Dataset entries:
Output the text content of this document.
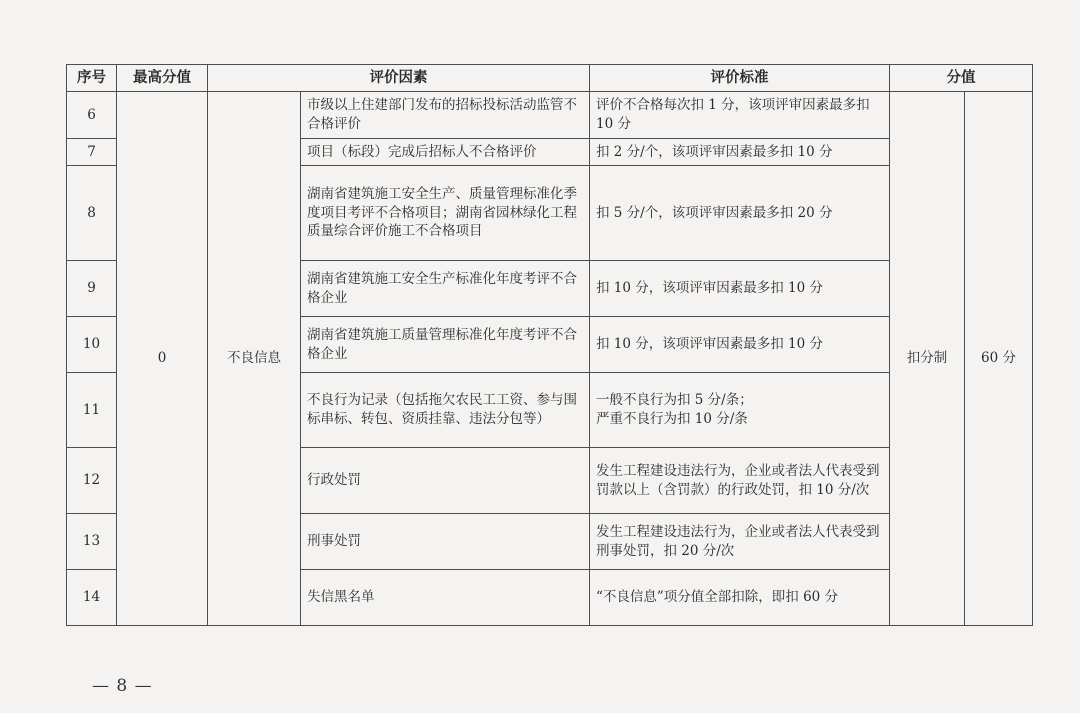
序号	最高分值	评价因素		评价标准	分值	
6	0	不良信息	市级以上住建部门发布的招标投标活动监管不合格评价	评价不合格每次扣 1 分，该项评审因素最多扣 10 分	扣分制	60 分
7			项目（标段）完成后招标人不合格评价	扣 2 分/个，该项评审因素最多扣 10 分		
8			湖南省建筑施工安全生产、质量管理标准化季度项目考评不合格项目；湖南省园林绿化工程质量综合评价施工不合格项目	扣 5 分/个，该项评审因素最多扣 20 分		
9			湖南省建筑施工安全生产标准化年度考评不合格企业	扣 10 分，该项评审因素最多扣 10 分		
10			湖南省建筑施工质量管理标准化年度考评不合格企业	扣 10 分，该项评审因素最多扣 10 分		
11			不良行为记录（包括拖欠农民工工资、参与围标串标、转包、资质挂靠、违法分包等）	一般不良行为扣 5 分/条；
严重不良行为扣 10 分/条		

12			行政处罚	发生工程建设违法行为，企业或者法人代表受到罚款以上（含罚款）的行政处罚，扣 10 分/次		
13			刑事处罚	发生工程建设违法行为，企业或者法人代表受到刑事处罚，扣 20 分/次		
14			失信黑名单	“不良信息”项分值全部扣除，即扣 60 分		
— 8 —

■ **Task to complete**
Copy every line that includes the string "发生工程建设违法行为" from the material above.

■ **Task response**
12			行政处罚	发生工程建设违法行为，企业或者法人代表受到罚款以上（含罚款）的行政处罚，扣 10 分/次		
13			刑事处罚	发生工程建设违法行为，企业或者法人代表受到刑事处罚，扣 20 分/次		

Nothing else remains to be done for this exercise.